Objective: Filter the data below and keep every line that contains the string "home".

Data:
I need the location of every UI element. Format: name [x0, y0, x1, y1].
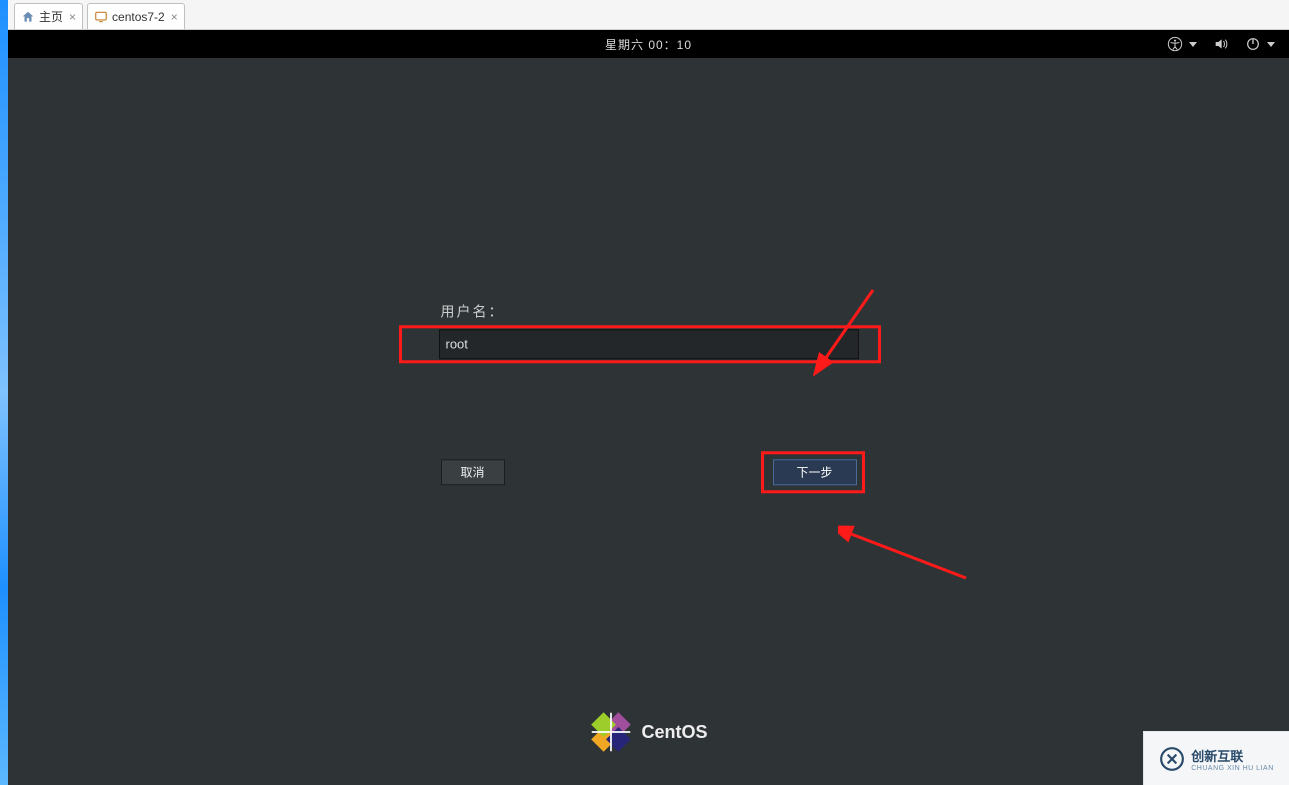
host-desktop-strip — [0, 0, 8, 785]
volume-control[interactable] — [1213, 36, 1229, 52]
clock[interactable]: 星期六 00：10 — [605, 36, 692, 53]
topbar-status-area — [1167, 30, 1275, 58]
watermark-logo-icon — [1159, 746, 1185, 772]
power-icon — [1245, 36, 1261, 52]
vmware-window: 主页 × centos7-2 × 星期六 00：10 — [8, 0, 1289, 785]
tab-bar: 主页 × centos7-2 × — [8, 0, 1289, 30]
power-menu[interactable] — [1245, 36, 1275, 52]
username-input[interactable] — [439, 329, 859, 359]
tab-vm[interactable]: centos7-2 × — [87, 3, 185, 29]
accessibility-icon — [1167, 36, 1183, 52]
distro-branding: CentOS — [589, 711, 707, 753]
username-label: 用户名： — [439, 301, 859, 321]
next-button[interactable]: 下一步 — [773, 459, 857, 485]
watermark-sub: CHUANG XIN HU LIAN — [1191, 765, 1274, 772]
tab-home[interactable]: 主页 × — [14, 3, 83, 29]
chevron-down-icon — [1189, 42, 1197, 47]
close-icon[interactable]: × — [171, 11, 178, 23]
cancel-button[interactable]: 取消 — [441, 459, 505, 485]
home-icon — [21, 10, 35, 24]
chevron-down-icon — [1267, 42, 1275, 47]
tab-label: centos7-2 — [112, 10, 165, 24]
annotation-arrow-next — [838, 510, 978, 590]
accessibility-menu[interactable] — [1167, 36, 1197, 52]
centos-logo-icon — [589, 711, 631, 753]
gnome-topbar: 星期六 00：10 — [8, 30, 1289, 58]
close-icon[interactable]: × — [69, 11, 76, 23]
login-button-row: 取消 下一步 — [439, 459, 859, 485]
watermark-text: 创新互联 — [1191, 746, 1274, 765]
distro-name: CentOS — [641, 722, 707, 743]
username-input-wrap — [439, 329, 859, 359]
guest-screen: 星期六 00：10 用户名： — [8, 30, 1289, 785]
gdm-login-box: 用户名： 取消 下一步 — [439, 301, 859, 485]
vm-icon — [94, 10, 108, 24]
tab-label: 主页 — [39, 8, 63, 25]
volume-icon — [1213, 36, 1229, 52]
publisher-watermark: 创新互联 CHUANG XIN HU LIAN — [1143, 731, 1289, 785]
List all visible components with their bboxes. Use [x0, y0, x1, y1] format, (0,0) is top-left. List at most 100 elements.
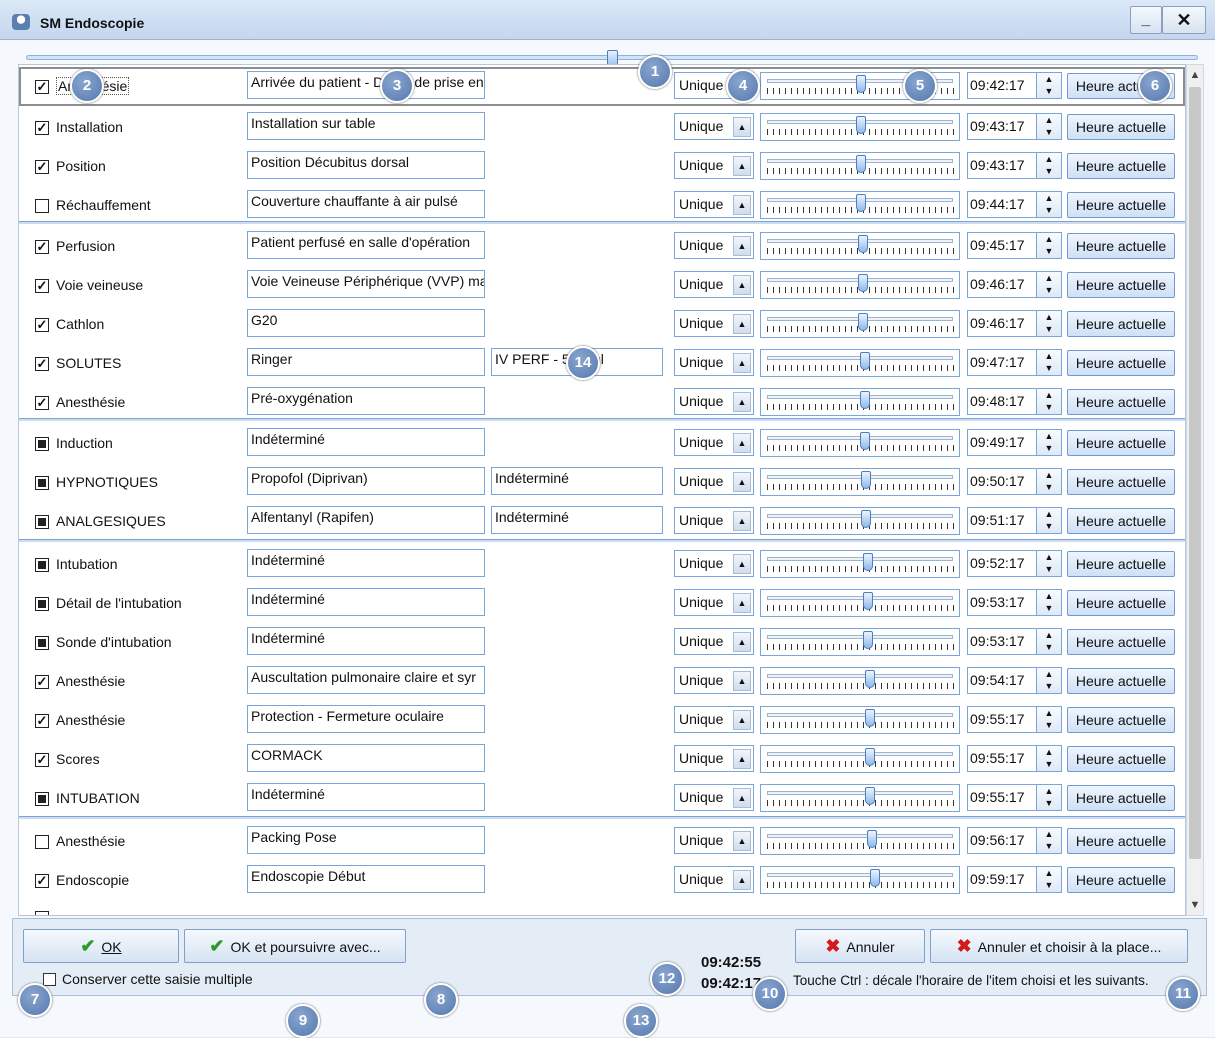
time-field[interactable]: 09:55:17 [967, 706, 1037, 733]
row-checkbox[interactable] [35, 597, 49, 611]
current-time-button[interactable]: Heure actuelle [1067, 707, 1175, 733]
combo-arrow-icon[interactable]: ▲ [733, 749, 751, 769]
value-field[interactable]: Ringer [247, 348, 485, 376]
ok-continue-button[interactable]: ✔ OK et poursuivre avec... [184, 929, 406, 963]
time-spinner[interactable]: ▲ ▼ [1036, 271, 1062, 298]
combo-arrow-icon[interactable]: ▲ [733, 314, 751, 334]
time-field[interactable]: 09:44:17 [967, 191, 1037, 218]
slider-thumb[interactable] [856, 116, 866, 134]
time-field[interactable]: 09:51:17 [967, 507, 1037, 534]
time-slider[interactable] [760, 310, 960, 338]
current-time-button[interactable]: Heure actuelle [1067, 746, 1175, 772]
row-checkbox[interactable] [35, 240, 49, 254]
slider-thumb[interactable] [859, 352, 870, 370]
slider-thumb[interactable] [857, 313, 868, 331]
minimize-button[interactable]: _ [1130, 6, 1162, 34]
mode-combo[interactable]: Unique ▲ [674, 866, 754, 893]
value-field[interactable]: Arrivée du patient - Début de prise en c… [247, 71, 485, 99]
row-checkbox[interactable] [35, 160, 49, 174]
time-slider[interactable] [760, 550, 960, 578]
time-spinner[interactable]: ▲ ▼ [1036, 388, 1062, 415]
time-spinner[interactable]: ▲ ▼ [1036, 232, 1062, 259]
time-slider[interactable] [760, 232, 960, 260]
value-field[interactable]: Installation sur table [247, 112, 485, 140]
time-spinner[interactable]: ▲ ▼ [1036, 349, 1062, 376]
time-field[interactable]: 09:46:17 [967, 271, 1037, 298]
row-checkbox[interactable] [35, 792, 49, 806]
current-time-button[interactable]: Heure actuelle [1067, 389, 1175, 415]
value-field[interactable]: Indéterminé [247, 549, 485, 577]
time-slider[interactable] [760, 271, 960, 299]
current-time-button[interactable]: Heure actuelle [1067, 508, 1175, 534]
value-field[interactable]: Protection - Fermeture oculaire [247, 705, 485, 733]
current-time-button[interactable]: Heure actuelle [1067, 867, 1175, 893]
slider-thumb[interactable] [864, 670, 875, 688]
current-time-button[interactable]: Heure actuelle [1067, 153, 1175, 179]
row-checkbox[interactable] [35, 714, 49, 728]
row-checkbox[interactable] [35, 515, 49, 529]
time-spinner[interactable]: ▲ ▼ [1036, 507, 1062, 534]
row-checkbox[interactable] [35, 121, 49, 135]
combo-arrow-icon[interactable]: ▲ [733, 831, 751, 851]
time-field[interactable]: 09:55:17 [967, 745, 1037, 772]
combo-arrow-icon[interactable]: ▲ [733, 554, 751, 574]
value-field[interactable]: Voie Veineuse Périphérique (VVP) ma [247, 270, 485, 298]
time-spinner[interactable]: ▲ ▼ [1036, 72, 1062, 99]
slider-thumb[interactable] [864, 787, 875, 805]
time-field[interactable]: 09:43:17 [967, 152, 1037, 179]
slider-thumb[interactable] [863, 592, 874, 610]
time-slider[interactable] [760, 468, 960, 496]
cancel-choose-button[interactable]: ✖ Annuler et choisir à la place... [930, 929, 1188, 963]
detail-field[interactable]: Indéterminé [491, 506, 663, 534]
mode-combo[interactable]: Unique ▲ [674, 388, 754, 415]
value-field[interactable]: Indéterminé [247, 627, 485, 655]
mode-combo[interactable]: Unique ▲ [674, 429, 754, 456]
row-checkbox[interactable] [35, 476, 49, 490]
current-time-button[interactable]: Heure actuelle [1067, 785, 1175, 811]
combo-arrow-icon[interactable]: ▲ [733, 392, 751, 412]
row-checkbox[interactable] [35, 357, 49, 371]
value-field[interactable]: Packing Pose [247, 826, 485, 854]
time-field[interactable]: 09:43:17 [967, 113, 1037, 140]
value-field[interactable]: Auscultation pulmonaire claire et syr [247, 666, 485, 694]
time-spinner[interactable]: ▲ ▼ [1036, 866, 1062, 893]
value-field[interactable]: G20 [247, 309, 485, 337]
value-field[interactable]: Indéterminé [247, 783, 485, 811]
time-spinner[interactable]: ▲ ▼ [1036, 667, 1062, 694]
mode-combo[interactable]: Unique ▲ [674, 468, 754, 495]
time-field[interactable]: 09:52:17 [967, 550, 1037, 577]
time-spinner[interactable]: ▲ ▼ [1036, 468, 1062, 495]
row-checkbox[interactable] [35, 80, 49, 94]
time-spinner[interactable]: ▲ ▼ [1036, 628, 1062, 655]
slider-thumb[interactable] [859, 391, 870, 409]
time-spinner[interactable]: ▲ ▼ [1036, 191, 1062, 218]
slider-thumb[interactable] [856, 194, 866, 212]
slider-thumb[interactable] [859, 432, 870, 450]
time-field[interactable]: 09:53:17 [967, 628, 1037, 655]
row-checkbox[interactable] [35, 753, 49, 767]
mode-combo[interactable]: Unique ▲ [674, 745, 754, 772]
slider-thumb[interactable] [857, 274, 868, 292]
value-field[interactable]: Indéterminé [247, 588, 485, 616]
time-field[interactable]: 09:48:17 [967, 388, 1037, 415]
combo-arrow-icon[interactable]: ▲ [733, 870, 751, 890]
current-time-button[interactable]: Heure actuelle [1067, 629, 1175, 655]
combo-arrow-icon[interactable]: ▲ [733, 236, 751, 256]
current-time-button[interactable]: Heure actuelle [1067, 311, 1175, 337]
time-field[interactable]: 09:53:17 [967, 589, 1037, 616]
mode-combo[interactable]: Unique ▲ [674, 827, 754, 854]
time-field[interactable]: 09:55:17 [967, 784, 1037, 811]
value-field[interactable]: CORMACK [247, 744, 485, 772]
row-checkbox[interactable] [35, 835, 49, 849]
slider-thumb[interactable] [870, 869, 881, 887]
current-time-button[interactable]: Heure actuelle [1067, 350, 1175, 376]
time-field[interactable]: 09:45:17 [967, 232, 1037, 259]
time-spinner[interactable]: ▲ ▼ [1036, 745, 1062, 772]
mode-combo[interactable]: Unique ▲ [674, 152, 754, 179]
combo-arrow-icon[interactable]: ▲ [733, 671, 751, 691]
mode-combo[interactable]: Unique ▲ [674, 349, 754, 376]
time-slider[interactable] [760, 589, 960, 617]
mode-combo[interactable]: Unique ▲ [674, 667, 754, 694]
current-time-button[interactable]: Heure actuelle [1067, 192, 1175, 218]
mode-combo[interactable]: Unique ▲ [674, 113, 754, 140]
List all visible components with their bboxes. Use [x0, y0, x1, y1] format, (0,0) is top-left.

Complete response:
tab-home[interactable]: 主页 × — [14, 3, 83, 29]
home-icon — [21, 10, 35, 24]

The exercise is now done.